• **Records shown**:
>> Begin

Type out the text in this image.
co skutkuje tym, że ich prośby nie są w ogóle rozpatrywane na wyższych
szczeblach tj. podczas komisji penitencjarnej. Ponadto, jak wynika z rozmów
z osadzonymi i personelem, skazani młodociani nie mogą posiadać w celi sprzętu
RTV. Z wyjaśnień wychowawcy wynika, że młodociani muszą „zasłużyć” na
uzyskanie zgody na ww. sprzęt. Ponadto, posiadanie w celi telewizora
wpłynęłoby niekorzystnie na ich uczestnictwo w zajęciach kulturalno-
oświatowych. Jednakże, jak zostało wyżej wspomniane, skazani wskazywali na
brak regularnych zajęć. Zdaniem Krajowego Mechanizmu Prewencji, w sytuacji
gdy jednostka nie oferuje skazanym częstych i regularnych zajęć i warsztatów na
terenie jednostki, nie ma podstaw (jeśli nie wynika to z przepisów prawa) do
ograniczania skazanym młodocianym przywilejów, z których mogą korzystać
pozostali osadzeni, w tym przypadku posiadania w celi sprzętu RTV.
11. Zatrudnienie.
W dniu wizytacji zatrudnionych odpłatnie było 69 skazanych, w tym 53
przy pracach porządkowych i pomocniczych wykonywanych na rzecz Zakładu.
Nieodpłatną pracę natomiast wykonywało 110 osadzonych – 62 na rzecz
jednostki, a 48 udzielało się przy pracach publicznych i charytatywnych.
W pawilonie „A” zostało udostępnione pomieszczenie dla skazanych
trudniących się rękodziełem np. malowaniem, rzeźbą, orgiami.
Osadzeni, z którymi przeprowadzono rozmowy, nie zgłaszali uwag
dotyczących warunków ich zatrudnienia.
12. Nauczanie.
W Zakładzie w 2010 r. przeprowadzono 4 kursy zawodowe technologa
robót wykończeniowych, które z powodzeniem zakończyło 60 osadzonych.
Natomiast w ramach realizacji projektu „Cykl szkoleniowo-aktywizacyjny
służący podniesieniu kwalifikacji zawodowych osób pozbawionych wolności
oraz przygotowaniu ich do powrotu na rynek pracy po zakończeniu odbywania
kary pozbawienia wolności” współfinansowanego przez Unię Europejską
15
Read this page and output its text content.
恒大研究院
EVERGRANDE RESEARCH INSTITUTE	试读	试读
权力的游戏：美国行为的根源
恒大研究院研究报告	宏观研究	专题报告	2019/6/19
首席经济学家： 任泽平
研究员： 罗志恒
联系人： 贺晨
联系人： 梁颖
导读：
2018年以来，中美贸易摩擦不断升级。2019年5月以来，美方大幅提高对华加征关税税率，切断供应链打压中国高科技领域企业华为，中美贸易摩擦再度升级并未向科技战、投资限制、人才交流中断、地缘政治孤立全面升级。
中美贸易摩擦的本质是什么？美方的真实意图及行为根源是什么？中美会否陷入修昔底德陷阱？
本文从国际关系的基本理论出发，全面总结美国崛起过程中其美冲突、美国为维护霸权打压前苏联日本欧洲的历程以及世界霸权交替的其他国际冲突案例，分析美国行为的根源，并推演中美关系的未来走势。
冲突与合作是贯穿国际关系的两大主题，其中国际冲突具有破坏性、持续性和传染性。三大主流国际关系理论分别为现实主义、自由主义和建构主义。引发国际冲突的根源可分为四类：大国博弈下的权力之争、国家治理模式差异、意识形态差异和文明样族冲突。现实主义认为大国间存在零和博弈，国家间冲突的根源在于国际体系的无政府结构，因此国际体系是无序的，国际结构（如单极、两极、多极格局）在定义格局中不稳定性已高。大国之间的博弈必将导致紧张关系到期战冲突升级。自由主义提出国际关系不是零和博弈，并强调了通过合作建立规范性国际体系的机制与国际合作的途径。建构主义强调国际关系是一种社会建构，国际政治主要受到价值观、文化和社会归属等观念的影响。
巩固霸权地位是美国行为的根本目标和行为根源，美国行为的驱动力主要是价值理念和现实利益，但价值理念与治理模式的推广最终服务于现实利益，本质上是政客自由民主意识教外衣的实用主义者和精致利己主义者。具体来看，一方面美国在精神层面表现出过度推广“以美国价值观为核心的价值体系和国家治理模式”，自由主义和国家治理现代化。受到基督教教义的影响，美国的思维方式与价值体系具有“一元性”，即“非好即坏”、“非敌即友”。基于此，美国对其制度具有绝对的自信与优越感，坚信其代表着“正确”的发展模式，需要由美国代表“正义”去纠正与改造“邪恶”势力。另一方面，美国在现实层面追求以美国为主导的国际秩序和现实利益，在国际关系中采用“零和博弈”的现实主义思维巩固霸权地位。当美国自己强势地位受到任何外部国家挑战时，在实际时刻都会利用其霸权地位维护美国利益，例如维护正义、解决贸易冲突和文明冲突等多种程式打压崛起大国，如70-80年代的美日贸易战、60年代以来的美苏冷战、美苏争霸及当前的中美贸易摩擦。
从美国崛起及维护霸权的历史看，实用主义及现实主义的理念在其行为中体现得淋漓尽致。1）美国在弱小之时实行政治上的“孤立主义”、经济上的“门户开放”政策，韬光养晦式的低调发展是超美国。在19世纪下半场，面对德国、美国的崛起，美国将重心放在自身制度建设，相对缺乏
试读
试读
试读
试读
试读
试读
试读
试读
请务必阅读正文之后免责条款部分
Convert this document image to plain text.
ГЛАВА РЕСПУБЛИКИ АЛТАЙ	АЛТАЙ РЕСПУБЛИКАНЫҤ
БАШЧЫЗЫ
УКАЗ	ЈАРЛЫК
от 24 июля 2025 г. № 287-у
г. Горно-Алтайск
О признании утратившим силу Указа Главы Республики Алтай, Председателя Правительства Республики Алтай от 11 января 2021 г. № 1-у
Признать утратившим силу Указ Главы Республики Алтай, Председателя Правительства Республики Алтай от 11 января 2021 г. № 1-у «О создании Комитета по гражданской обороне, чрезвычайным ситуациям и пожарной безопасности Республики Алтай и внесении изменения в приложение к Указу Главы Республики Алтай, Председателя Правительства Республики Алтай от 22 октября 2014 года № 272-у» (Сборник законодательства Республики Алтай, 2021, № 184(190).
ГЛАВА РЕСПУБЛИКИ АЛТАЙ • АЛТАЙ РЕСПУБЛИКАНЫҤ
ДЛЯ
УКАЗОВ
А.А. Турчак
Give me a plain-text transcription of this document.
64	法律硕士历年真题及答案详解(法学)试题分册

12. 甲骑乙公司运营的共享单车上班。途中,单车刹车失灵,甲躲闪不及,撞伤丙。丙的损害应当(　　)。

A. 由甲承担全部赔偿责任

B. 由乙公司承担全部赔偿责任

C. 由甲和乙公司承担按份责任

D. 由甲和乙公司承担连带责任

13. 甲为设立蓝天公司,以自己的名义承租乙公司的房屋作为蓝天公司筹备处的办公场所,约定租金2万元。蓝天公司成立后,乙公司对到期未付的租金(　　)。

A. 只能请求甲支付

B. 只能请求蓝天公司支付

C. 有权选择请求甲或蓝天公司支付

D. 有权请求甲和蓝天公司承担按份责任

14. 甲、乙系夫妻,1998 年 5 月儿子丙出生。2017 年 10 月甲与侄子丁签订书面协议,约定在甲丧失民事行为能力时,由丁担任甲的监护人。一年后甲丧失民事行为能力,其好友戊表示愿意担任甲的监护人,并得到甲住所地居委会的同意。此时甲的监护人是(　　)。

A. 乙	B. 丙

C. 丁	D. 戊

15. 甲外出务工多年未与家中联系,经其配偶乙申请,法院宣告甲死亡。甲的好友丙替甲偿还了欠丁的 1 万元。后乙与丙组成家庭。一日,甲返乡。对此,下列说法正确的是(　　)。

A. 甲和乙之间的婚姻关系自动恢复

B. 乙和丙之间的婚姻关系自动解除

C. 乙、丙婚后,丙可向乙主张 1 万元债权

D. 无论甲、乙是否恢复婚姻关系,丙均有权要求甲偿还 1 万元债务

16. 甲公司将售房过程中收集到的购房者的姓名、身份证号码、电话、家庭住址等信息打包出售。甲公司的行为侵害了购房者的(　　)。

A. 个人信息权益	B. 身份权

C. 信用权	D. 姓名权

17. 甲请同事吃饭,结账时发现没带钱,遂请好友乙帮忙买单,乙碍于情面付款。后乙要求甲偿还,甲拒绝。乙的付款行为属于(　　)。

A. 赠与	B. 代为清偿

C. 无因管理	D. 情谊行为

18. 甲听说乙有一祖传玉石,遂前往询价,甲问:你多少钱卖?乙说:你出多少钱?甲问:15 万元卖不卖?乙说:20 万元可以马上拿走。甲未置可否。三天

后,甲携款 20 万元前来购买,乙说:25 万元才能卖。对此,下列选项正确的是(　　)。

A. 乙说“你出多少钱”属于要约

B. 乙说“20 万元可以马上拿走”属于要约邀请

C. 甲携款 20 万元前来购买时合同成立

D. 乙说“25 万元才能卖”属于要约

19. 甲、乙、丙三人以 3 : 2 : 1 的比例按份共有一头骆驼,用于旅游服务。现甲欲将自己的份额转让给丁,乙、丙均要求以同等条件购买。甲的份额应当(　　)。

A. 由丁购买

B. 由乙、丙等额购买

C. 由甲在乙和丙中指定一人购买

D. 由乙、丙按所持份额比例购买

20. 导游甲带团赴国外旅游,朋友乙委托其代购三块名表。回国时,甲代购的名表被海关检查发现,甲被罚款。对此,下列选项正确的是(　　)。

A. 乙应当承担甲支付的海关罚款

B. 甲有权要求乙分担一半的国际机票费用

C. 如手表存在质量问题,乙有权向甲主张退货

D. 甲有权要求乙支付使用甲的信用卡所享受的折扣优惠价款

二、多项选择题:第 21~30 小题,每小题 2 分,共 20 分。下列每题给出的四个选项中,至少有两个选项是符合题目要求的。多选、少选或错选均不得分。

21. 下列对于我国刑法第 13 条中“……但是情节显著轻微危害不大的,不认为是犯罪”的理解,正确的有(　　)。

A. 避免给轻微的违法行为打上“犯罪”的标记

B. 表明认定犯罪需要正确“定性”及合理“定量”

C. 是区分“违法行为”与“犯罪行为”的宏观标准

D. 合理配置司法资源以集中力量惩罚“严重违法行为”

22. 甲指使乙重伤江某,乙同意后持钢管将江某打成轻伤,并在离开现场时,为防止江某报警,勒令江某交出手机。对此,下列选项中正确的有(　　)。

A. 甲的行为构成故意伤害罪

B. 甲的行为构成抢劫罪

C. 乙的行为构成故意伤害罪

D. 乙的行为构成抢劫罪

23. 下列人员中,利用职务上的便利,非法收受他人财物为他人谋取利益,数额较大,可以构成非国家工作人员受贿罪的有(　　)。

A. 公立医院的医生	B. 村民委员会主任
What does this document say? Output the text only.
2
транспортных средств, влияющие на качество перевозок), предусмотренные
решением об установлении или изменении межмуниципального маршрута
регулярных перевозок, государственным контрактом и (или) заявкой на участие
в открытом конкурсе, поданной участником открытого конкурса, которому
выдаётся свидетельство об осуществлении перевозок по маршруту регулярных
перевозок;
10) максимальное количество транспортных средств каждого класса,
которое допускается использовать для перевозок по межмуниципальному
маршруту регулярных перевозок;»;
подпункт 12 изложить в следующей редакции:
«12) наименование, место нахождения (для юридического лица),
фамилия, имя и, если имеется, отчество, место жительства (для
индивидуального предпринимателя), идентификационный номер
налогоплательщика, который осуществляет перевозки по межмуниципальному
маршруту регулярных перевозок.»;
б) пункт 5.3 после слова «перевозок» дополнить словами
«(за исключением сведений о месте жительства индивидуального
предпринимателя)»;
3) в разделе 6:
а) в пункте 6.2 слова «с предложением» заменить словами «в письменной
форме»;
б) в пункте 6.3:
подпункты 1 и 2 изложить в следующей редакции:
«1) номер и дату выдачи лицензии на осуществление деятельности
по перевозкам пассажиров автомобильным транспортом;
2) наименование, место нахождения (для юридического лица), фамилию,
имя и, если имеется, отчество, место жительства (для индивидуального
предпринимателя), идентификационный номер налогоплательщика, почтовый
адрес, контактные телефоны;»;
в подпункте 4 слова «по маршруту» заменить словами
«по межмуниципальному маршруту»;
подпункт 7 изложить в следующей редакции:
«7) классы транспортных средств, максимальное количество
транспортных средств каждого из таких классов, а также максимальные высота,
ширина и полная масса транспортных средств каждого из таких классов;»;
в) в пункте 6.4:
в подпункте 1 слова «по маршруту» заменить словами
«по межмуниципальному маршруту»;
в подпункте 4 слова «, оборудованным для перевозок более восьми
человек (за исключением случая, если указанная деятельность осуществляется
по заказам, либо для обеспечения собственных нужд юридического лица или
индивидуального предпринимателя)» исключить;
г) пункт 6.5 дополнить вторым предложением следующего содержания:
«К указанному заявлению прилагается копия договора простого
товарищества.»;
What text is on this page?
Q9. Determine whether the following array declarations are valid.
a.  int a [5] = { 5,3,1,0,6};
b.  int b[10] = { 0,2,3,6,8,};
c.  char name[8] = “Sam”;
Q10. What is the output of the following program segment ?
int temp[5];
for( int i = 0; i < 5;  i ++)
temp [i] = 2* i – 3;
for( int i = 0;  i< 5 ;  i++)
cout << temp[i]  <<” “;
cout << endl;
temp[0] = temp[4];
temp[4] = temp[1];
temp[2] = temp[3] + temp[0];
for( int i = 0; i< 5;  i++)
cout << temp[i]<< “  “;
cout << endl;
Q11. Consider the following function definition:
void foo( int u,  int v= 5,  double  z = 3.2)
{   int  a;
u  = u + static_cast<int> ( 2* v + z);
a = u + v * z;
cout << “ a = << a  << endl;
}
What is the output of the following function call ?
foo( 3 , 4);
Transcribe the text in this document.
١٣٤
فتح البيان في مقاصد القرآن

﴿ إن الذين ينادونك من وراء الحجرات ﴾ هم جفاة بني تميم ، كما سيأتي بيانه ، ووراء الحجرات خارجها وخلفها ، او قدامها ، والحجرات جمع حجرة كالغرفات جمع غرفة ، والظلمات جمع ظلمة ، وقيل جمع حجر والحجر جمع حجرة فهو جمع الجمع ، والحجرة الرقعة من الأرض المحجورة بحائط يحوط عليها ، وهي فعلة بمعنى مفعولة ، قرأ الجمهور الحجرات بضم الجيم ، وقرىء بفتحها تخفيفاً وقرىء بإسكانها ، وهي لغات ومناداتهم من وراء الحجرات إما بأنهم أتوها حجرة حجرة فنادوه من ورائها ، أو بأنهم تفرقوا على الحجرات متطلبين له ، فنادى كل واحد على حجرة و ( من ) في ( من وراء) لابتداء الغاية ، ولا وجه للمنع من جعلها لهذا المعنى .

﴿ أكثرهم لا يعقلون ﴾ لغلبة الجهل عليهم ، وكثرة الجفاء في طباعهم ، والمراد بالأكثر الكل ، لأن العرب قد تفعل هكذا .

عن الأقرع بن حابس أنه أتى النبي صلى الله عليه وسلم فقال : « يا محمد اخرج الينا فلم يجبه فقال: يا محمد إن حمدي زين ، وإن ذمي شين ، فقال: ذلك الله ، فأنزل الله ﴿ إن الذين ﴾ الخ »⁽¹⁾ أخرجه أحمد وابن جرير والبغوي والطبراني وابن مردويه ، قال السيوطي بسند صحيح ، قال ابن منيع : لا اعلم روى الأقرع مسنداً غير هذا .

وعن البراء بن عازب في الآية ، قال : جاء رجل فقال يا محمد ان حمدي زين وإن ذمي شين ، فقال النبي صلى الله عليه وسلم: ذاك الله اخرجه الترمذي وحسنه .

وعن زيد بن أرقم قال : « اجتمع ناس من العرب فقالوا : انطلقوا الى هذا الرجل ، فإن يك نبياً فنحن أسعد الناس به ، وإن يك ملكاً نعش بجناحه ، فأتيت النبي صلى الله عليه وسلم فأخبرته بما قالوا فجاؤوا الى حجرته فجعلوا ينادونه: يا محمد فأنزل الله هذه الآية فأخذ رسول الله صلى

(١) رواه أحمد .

>> End

Reproduce the lines of the entries above exactly, but only from the line containing "Transcribe the text in this document." through the final line.

Transcribe the text in this document.
١٣٤
فتح البيان في مقاصد القرآن

﴿ إن الذين ينادونك من وراء الحجرات ﴾ هم جفاة بني تميم ، كما سيأتي بيانه ، ووراء الحجرات خارجها وخلفها ، او قدامها ، والحجرات جمع حجرة كالغرفات جمع غرفة ، والظلمات جمع ظلمة ، وقيل جمع حجر والحجر جمع حجرة فهو جمع الجمع ، والحجرة الرقعة من الأرض المحجورة بحائط يحوط عليها ، وهي فعلة بمعنى مفعولة ، قرأ الجمهور الحجرات بضم الجيم ، وقرىء بفتحها تخفيفاً وقرىء بإسكانها ، وهي لغات ومناداتهم من وراء الحجرات إما بأنهم أتوها حجرة حجرة فنادوه من ورائها ، أو بأنهم تفرقوا على الحجرات متطلبين له ، فنادى كل واحد على حجرة و ( من ) في ( من وراء) لابتداء الغاية ، ولا وجه للمنع من جعلها لهذا المعنى .

﴿ أكثرهم لا يعقلون ﴾ لغلبة الجهل عليهم ، وكثرة الجفاء في طباعهم ، والمراد بالأكثر الكل ، لأن العرب قد تفعل هكذا .

عن الأقرع بن حابس أنه أتى النبي صلى الله عليه وسلم فقال : « يا محمد اخرج الينا فلم يجبه فقال: يا محمد إن حمدي زين ، وإن ذمي شين ، فقال: ذلك الله ، فأنزل الله ﴿ إن الذين ﴾ الخ »⁽¹⁾ أخرجه أحمد وابن جرير والبغوي والطبراني وابن مردويه ، قال السيوطي بسند صحيح ، قال ابن منيع : لا اعلم روى الأقرع مسنداً غير هذا .

وعن البراء بن عازب في الآية ، قال : جاء رجل فقال يا محمد ان حمدي زين وإن ذمي شين ، فقال النبي صلى الله عليه وسلم: ذاك الله اخرجه الترمذي وحسنه .

وعن زيد بن أرقم قال : « اجتمع ناس من العرب فقالوا : انطلقوا الى هذا الرجل ، فإن يك نبياً فنحن أسعد الناس به ، وإن يك ملكاً نعش بجناحه ، فأتيت النبي صلى الله عليه وسلم فأخبرته بما قالوا فجاؤوا الى حجرته فجعلوا ينادونه: يا محمد فأنزل الله هذه الآية فأخذ رسول الله صلى

(١) رواه أحمد .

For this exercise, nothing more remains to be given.